___ The data

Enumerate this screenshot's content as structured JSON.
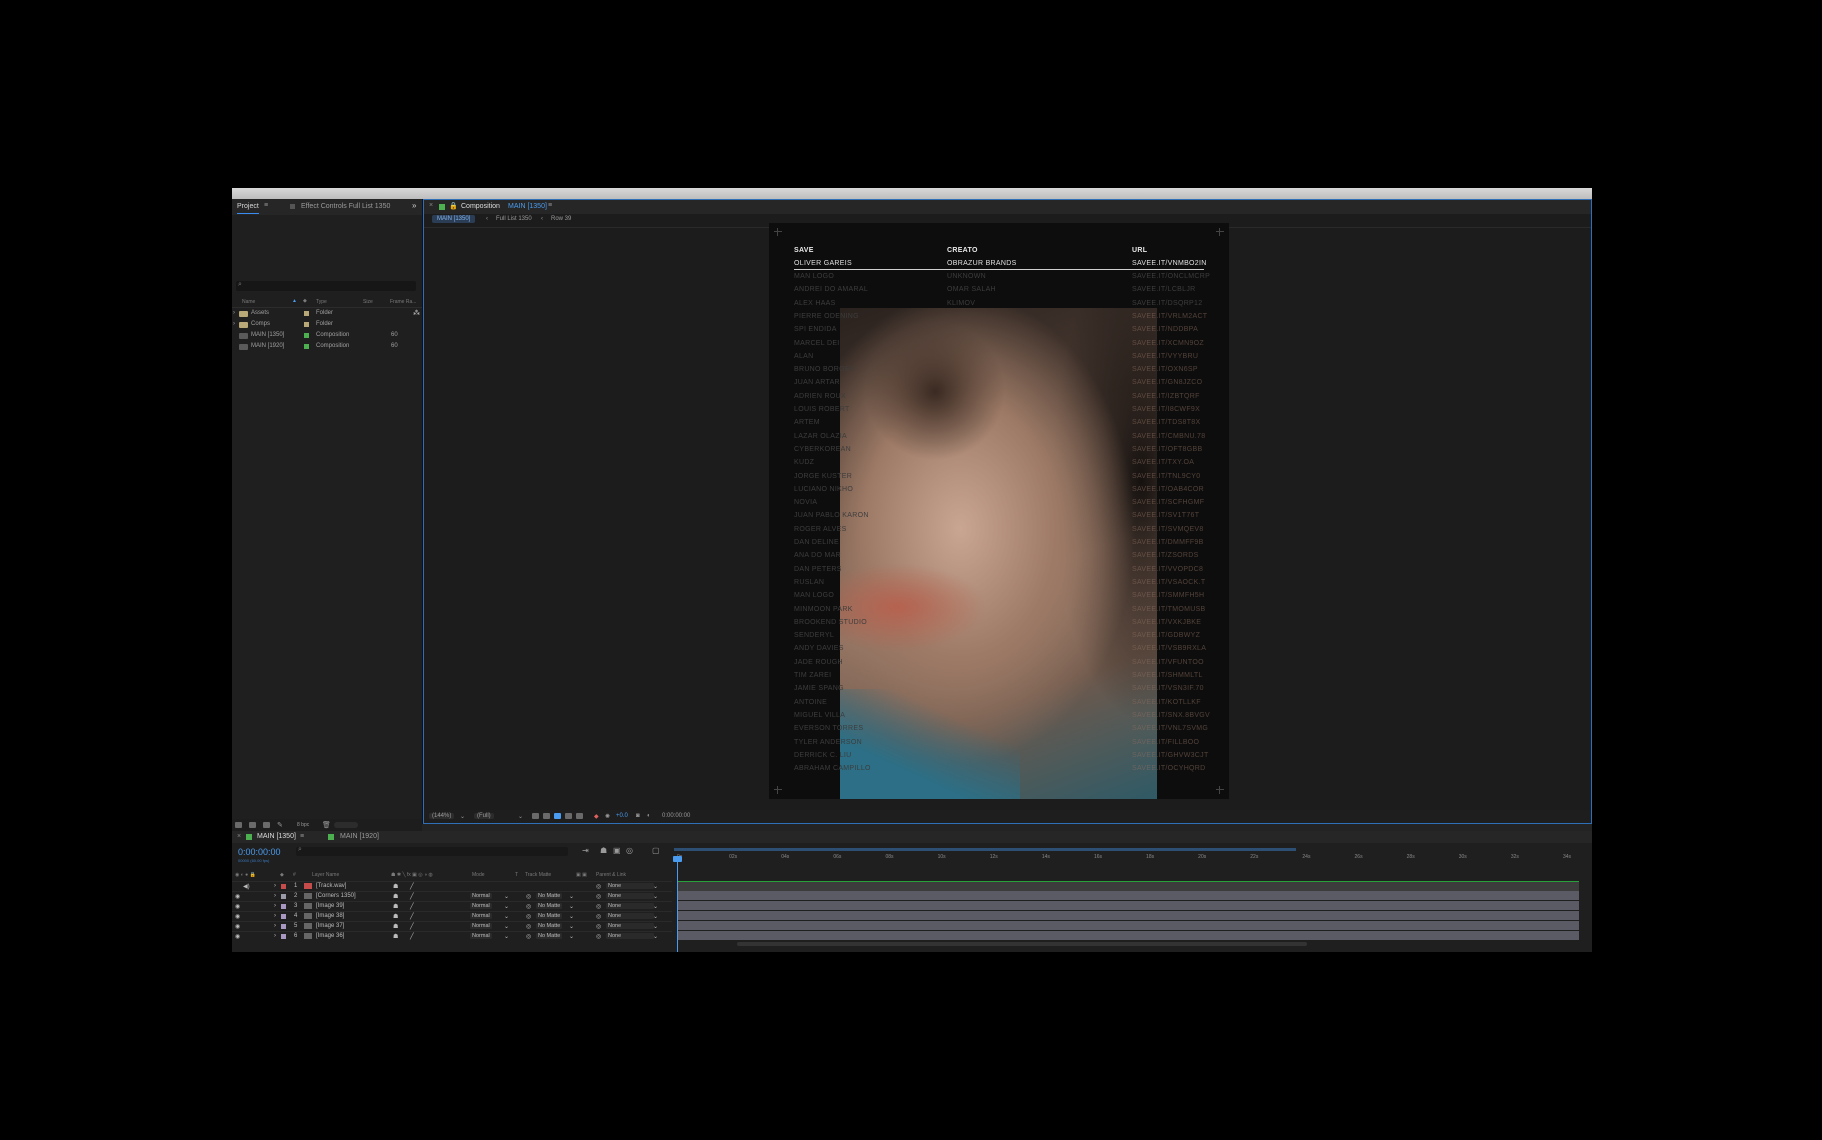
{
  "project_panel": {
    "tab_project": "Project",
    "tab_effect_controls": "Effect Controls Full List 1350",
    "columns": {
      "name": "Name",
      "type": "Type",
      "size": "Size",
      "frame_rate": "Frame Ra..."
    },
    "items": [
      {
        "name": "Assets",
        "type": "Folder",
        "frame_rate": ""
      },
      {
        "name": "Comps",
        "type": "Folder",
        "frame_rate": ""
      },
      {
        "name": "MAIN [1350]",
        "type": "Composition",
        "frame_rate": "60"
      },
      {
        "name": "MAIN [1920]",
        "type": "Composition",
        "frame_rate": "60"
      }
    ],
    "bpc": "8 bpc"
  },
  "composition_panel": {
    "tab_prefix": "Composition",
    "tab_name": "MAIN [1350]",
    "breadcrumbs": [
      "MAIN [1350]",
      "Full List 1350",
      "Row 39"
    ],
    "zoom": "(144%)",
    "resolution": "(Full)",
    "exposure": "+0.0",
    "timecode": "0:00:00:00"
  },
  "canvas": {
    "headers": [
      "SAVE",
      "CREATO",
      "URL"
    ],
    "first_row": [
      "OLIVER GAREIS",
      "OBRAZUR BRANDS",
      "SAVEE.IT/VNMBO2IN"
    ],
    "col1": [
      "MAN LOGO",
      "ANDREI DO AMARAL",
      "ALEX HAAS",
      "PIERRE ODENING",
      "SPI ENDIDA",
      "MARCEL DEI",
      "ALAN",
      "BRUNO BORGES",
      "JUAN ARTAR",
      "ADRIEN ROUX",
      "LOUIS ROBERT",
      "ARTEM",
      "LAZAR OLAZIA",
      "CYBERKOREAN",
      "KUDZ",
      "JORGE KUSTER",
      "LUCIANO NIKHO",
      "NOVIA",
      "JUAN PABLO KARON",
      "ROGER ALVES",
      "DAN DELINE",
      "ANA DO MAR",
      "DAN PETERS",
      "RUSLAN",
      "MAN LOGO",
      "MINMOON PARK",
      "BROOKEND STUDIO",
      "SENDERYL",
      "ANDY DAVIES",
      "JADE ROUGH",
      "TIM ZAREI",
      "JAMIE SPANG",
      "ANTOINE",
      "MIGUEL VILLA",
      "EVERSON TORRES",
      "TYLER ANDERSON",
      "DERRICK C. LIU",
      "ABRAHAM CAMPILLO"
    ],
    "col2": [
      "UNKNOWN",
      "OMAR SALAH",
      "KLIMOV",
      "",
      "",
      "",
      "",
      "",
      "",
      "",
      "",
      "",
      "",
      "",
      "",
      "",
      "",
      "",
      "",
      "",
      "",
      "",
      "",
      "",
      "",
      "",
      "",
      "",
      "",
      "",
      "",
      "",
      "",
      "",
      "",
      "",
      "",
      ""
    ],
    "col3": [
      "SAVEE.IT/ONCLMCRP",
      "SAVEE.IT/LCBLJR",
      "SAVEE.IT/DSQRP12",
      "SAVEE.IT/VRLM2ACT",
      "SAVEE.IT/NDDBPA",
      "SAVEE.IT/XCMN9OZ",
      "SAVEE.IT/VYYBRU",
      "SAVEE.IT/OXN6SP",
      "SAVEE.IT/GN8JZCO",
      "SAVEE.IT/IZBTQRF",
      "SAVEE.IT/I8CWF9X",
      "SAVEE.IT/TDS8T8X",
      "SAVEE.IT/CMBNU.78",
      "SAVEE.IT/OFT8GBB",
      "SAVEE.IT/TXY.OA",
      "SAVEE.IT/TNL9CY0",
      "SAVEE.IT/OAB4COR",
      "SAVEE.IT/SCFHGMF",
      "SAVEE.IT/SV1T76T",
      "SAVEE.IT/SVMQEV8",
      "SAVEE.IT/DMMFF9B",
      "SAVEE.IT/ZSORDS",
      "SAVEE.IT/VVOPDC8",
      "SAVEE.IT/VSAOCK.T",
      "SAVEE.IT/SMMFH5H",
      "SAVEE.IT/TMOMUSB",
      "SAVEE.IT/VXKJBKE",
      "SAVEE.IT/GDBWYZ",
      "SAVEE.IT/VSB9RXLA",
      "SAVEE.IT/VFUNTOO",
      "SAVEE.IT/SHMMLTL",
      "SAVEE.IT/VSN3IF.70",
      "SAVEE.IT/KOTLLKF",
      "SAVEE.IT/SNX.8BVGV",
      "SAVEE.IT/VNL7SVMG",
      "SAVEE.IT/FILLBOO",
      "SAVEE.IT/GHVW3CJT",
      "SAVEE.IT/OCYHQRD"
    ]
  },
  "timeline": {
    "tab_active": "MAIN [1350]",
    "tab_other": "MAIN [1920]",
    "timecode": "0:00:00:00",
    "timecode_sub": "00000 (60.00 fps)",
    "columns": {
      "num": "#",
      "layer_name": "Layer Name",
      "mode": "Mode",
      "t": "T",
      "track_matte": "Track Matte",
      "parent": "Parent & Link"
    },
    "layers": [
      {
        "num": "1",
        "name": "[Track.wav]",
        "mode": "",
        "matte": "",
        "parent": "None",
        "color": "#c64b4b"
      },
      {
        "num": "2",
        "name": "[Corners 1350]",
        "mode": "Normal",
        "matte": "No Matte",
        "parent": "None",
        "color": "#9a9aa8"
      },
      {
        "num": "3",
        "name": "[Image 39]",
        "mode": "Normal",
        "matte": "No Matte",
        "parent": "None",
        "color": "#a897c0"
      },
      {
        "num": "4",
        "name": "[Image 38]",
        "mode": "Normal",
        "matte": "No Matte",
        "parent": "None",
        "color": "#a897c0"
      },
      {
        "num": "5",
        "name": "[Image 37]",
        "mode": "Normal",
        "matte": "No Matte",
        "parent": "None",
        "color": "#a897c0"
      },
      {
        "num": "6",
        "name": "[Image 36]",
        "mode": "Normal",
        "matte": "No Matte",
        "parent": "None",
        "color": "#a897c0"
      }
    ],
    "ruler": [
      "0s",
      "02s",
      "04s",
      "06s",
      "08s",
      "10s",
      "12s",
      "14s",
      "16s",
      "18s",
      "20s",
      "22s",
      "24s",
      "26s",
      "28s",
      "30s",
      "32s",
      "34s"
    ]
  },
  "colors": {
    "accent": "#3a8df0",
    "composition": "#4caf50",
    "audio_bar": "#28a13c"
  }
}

______

Problem requirements: Check each line of the records above for the word "Track", then give the number of lines that have it, with no other words.

Task result: 2